##### Listed records

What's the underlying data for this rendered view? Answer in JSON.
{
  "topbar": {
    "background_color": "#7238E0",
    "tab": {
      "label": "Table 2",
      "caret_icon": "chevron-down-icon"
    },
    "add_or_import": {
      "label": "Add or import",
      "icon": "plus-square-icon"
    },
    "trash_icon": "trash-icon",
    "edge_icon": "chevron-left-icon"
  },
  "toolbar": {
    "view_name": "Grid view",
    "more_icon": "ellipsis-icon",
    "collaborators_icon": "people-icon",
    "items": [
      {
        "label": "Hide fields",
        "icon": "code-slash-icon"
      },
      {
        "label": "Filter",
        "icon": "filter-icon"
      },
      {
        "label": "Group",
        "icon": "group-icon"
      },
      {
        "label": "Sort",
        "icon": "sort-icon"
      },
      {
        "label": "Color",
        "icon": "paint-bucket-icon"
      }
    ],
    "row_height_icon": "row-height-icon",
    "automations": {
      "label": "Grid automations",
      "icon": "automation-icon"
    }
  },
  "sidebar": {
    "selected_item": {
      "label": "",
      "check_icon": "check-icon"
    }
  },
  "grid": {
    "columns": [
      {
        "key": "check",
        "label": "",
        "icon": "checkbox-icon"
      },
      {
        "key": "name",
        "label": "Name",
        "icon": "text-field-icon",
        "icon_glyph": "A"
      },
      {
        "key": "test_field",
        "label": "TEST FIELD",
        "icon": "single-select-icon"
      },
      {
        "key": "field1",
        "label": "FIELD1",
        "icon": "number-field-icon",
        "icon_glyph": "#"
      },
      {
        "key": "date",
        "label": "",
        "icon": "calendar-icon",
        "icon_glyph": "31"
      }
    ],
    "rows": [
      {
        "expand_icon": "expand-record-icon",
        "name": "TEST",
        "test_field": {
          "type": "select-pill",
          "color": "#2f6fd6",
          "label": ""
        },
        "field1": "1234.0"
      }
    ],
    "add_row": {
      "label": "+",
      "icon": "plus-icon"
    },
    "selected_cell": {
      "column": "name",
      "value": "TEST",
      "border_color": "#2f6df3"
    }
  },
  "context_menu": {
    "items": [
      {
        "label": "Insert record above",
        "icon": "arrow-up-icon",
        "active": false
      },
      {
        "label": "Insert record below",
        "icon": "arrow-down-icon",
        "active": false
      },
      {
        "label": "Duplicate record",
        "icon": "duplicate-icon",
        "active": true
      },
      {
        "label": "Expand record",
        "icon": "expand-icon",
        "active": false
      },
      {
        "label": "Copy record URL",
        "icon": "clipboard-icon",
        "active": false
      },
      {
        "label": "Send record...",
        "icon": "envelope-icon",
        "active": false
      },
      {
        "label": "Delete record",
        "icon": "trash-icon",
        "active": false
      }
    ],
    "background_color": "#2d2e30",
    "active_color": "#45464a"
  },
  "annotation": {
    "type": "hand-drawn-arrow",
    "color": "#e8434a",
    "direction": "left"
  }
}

##########

* [The task]
Each line of the material should be duplicated exactly, please.

* [Reply]
What's the underlying data for this rendered view? Answer in JSON.
{
  "topbar": {
    "background_color": "#7238E0",
    "tab": {
      "label": "Table 2",
      "caret_icon": "chevron-down-icon"
    },
    "add_or_import": {
      "label": "Add or import",
      "icon": "plus-square-icon"
    },
    "trash_icon": "trash-icon",
    "edge_icon": "chevron-left-icon"
  },
  "toolbar": {
    "view_name": "Grid view",
    "more_icon": "ellipsis-icon",
    "collaborators_icon": "people-icon",
    "items": [
      {
        "label": "Hide fields",
        "icon": "code-slash-icon"
      },
      {
        "label": "Filter",
        "icon": "filter-icon"
      },
      {
        "label": "Group",
        "icon": "group-icon"
      },
      {
        "label": "Sort",
        "icon": "sort-icon"
      },
      {
        "label": "Color",
        "icon": "paint-bucket-icon"
      }
    ],
    "row_height_icon": "row-height-icon",
    "automations": {
      "label": "Grid automations",
      "icon": "automation-icon"
    }
  },
  "sidebar": {
    "selected_item": {
      "label": "",
      "check_icon": "check-icon"
    }
  },
  "grid": {
    "columns": [
      {
        "key": "check",
        "label": "",
        "icon": "checkbox-icon"
      },
      {
        "key": "name",
        "label": "Name",
        "icon": "text-field-icon",
        "icon_glyph": "A"
      },
      {
        "key": "test_field",
        "label": "TEST FIELD",
        "icon": "single-select-icon"
      },
      {
        "key": "field1",
        "label": "FIELD1",
        "icon": "number-field-icon",
        "icon_glyph": "#"
      },
      {
        "key": "date",
        "label": "",
        "icon": "calendar-icon",
        "icon_glyph": "31"
      }
    ],
    "rows": [
      {
        "expand_icon": "expand-record-icon",
        "name": "TEST",
        "test_field": {
          "type": "select-pill",
          "color": "#2f6fd6",
          "label": ""
        },
        "field1": "1234.0"
      }
    ],
    "add_row": {
      "label": "+",
      "icon": "plus-icon"
    },
    "selected_cell": {
      "column": "name",
      "value": "TEST",
      "border_color": "#2f6df3"
    }
  },
  "context_menu": {
    "items": [
      {
        "label": "Insert record above",
        "icon": "arrow-up-icon",
        "active": false
      },
      {
        "label": "Insert record below",
        "icon": "arrow-down-icon",
        "active": false
      },
      {
        "label": "Duplicate record",
        "icon": "duplicate-icon",
        "active": true
      },
      {
        "label": "Expand record",
        "icon": "expand-icon",
        "active": false
      },
      {
        "label": "Copy record URL",
        "icon": "clipboard-icon",
        "active": false
      },
      {
        "label": "Send record...",
        "icon": "envelope-icon",
        "active": false
      },
      {
        "label": "Delete record",
        "icon": "trash-icon",
        "active": false
      }
    ],
    "background_color": "#2d2e30",
    "active_color": "#45464a"
  },
  "annotation": {
    "type": "hand-drawn-arrow",
    "color": "#e8434a",
    "direction": "left"
  }
}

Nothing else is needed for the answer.